SHORT TASK ▸
Restate the whole listing exactly.

DATA LINES ▸
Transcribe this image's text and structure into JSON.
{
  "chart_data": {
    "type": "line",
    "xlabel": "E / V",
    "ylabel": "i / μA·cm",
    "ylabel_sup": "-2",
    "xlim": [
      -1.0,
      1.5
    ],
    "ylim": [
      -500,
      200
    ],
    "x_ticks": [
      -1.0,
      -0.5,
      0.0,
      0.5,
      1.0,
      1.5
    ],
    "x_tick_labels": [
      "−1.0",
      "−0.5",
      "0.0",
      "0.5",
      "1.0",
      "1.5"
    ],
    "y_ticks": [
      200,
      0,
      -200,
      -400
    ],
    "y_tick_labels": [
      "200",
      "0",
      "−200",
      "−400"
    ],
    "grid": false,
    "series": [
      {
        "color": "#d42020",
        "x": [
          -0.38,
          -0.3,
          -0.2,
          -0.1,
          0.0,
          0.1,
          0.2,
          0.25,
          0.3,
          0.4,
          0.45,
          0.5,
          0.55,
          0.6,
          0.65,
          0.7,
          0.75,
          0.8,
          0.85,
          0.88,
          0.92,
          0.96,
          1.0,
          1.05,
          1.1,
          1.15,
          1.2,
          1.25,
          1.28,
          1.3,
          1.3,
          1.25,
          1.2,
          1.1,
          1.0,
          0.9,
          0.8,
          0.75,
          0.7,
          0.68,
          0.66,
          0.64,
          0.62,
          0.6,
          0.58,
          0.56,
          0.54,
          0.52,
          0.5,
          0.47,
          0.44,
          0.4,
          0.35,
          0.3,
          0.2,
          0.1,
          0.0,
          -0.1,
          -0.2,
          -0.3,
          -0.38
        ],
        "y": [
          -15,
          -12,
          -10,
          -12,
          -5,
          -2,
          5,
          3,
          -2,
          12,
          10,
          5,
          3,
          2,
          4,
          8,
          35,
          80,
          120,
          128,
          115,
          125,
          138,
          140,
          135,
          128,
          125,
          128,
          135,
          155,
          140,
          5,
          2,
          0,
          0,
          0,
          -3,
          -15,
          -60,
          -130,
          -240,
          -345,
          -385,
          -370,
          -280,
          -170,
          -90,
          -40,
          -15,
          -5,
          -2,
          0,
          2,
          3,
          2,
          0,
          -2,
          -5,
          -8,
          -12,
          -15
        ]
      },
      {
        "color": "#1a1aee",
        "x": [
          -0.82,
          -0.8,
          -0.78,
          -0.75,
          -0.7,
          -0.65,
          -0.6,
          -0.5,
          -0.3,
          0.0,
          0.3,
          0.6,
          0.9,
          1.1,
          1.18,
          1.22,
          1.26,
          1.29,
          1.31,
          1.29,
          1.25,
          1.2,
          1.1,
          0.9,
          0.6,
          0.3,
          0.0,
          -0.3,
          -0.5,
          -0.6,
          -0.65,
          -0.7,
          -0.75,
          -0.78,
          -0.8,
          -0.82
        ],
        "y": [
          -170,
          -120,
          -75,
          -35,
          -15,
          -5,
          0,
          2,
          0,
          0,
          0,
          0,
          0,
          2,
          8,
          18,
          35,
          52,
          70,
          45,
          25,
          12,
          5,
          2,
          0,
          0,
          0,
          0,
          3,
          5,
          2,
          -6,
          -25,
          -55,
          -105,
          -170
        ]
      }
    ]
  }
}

RESPONSE BELOW ▸
Transcribe this image's text and structure into JSON.
{
  "chart_data": {
    "type": "line",
    "xlabel": "E / V",
    "ylabel": "i / μA·cm",
    "ylabel_sup": "-2",
    "xlim": [
      -1.0,
      1.5
    ],
    "ylim": [
      -500,
      200
    ],
    "x_ticks": [
      -1.0,
      -0.5,
      0.0,
      0.5,
      1.0,
      1.5
    ],
    "x_tick_labels": [
      "−1.0",
      "−0.5",
      "0.0",
      "0.5",
      "1.0",
      "1.5"
    ],
    "y_ticks": [
      200,
      0,
      -200,
      -400
    ],
    "y_tick_labels": [
      "200",
      "0",
      "−200",
      "−400"
    ],
    "grid": false,
    "series": [
      {
        "color": "#d42020",
        "x": [
          -0.38,
          -0.3,
          -0.2,
          -0.1,
          0.0,
          0.1,
          0.2,
          0.25,
          0.3,
          0.4,
          0.45,
          0.5,
          0.55,
          0.6,
          0.65,
          0.7,
          0.75,
          0.8,
          0.85,
          0.88,
          0.92,
          0.96,
          1.0,
          1.05,
          1.1,
          1.15,
          1.2,
          1.25,
          1.28,
          1.3,
          1.3,
          1.25,
          1.2,
          1.1,
          1.0,
          0.9,
          0.8,
          0.75,
          0.7,
          0.68,
          0.66,
          0.64,
          0.62,
          0.6,
          0.58,
          0.56,
          0.54,
          0.52,
          0.5,
          0.47,
          0.44,
          0.4,
          0.35,
          0.3,
          0.2,
          0.1,
          0.0,
          -0.1,
          -0.2,
          -0.3,
          -0.38
        ],
        "y": [
          -15,
          -12,
          -10,
          -12,
          -5,
          -2,
          5,
          3,
          -2,
          12,
          10,
          5,
          3,
          2,
          4,
          8,
          35,
          80,
          120,
          128,
          115,
          125,
          138,
          140,
          135,
          128,
          125,
          128,
          135,
          155,
          140,
          5,
          2,
          0,
          0,
          0,
          -3,
          -15,
          -60,
          -130,
          -240,
          -345,
          -385,
          -370,
          -280,
          -170,
          -90,
          -40,
          -15,
          -5,
          -2,
          0,
          2,
          3,
          2,
          0,
          -2,
          -5,
          -8,
          -12,
          -15
        ]
      },
      {
        "color": "#1a1aee",
        "x": [
          -0.82,
          -0.8,
          -0.78,
          -0.75,
          -0.7,
          -0.65,
          -0.6,
          -0.5,
          -0.3,
          0.0,
          0.3,
          0.6,
          0.9,
          1.1,
          1.18,
          1.22,
          1.26,
          1.29,
          1.31,
          1.29,
          1.25,
          1.2,
          1.1,
          0.9,
          0.6,
          0.3,
          0.0,
          -0.3,
          -0.5,
          -0.6,
          -0.65,
          -0.7,
          -0.75,
          -0.78,
          -0.8,
          -0.82
        ],
        "y": [
          -170,
          -120,
          -75,
          -35,
          -15,
          -5,
          0,
          2,
          0,
          0,
          0,
          0,
          0,
          2,
          8,
          18,
          35,
          52,
          70,
          45,
          25,
          12,
          5,
          2,
          0,
          0,
          0,
          0,
          3,
          5,
          2,
          -6,
          -25,
          -55,
          -105,
          -170
        ]
      }
    ]
  }
}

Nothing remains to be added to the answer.